Determine the number of lines containing the word "kind", and state that figure alone.

"""

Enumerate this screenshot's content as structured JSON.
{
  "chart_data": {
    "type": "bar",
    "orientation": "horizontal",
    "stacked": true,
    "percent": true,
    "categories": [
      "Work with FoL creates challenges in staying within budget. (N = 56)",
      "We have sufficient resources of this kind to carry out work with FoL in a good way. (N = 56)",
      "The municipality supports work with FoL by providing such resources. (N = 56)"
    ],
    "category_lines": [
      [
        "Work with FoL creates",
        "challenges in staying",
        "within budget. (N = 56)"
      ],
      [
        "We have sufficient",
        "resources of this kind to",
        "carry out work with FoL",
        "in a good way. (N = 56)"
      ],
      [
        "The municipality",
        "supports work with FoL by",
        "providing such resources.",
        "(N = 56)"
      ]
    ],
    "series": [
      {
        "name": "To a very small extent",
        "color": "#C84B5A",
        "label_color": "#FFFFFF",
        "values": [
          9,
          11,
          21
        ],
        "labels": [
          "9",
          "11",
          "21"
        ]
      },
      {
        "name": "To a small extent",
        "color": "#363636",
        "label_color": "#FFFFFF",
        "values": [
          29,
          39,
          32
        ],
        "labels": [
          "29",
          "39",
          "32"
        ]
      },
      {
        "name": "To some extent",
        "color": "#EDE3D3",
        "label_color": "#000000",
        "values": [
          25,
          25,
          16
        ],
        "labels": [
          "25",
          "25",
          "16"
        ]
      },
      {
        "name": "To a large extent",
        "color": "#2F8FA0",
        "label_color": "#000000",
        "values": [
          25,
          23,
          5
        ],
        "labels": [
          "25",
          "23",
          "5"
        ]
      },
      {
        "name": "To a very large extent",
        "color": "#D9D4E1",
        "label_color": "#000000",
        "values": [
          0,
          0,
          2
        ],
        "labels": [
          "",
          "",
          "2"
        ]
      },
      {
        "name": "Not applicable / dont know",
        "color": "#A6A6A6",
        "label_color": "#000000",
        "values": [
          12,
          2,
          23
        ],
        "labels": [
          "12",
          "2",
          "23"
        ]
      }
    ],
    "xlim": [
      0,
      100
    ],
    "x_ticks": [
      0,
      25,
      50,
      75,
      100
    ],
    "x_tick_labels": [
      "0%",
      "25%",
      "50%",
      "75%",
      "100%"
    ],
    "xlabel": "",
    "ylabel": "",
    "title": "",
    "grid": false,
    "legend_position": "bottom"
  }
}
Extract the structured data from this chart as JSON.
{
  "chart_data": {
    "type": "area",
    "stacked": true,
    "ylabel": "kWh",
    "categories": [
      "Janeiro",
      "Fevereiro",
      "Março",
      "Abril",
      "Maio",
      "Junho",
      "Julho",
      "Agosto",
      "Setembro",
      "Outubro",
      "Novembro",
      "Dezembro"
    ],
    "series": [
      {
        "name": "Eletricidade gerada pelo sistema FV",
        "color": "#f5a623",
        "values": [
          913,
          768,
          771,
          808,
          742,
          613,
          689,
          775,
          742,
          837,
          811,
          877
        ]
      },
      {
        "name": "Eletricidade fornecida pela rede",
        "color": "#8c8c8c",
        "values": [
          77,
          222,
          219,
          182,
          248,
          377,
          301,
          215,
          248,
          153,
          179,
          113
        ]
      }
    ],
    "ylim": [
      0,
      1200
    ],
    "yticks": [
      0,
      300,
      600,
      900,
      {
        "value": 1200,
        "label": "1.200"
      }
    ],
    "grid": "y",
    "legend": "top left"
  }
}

"""

RESULT —
2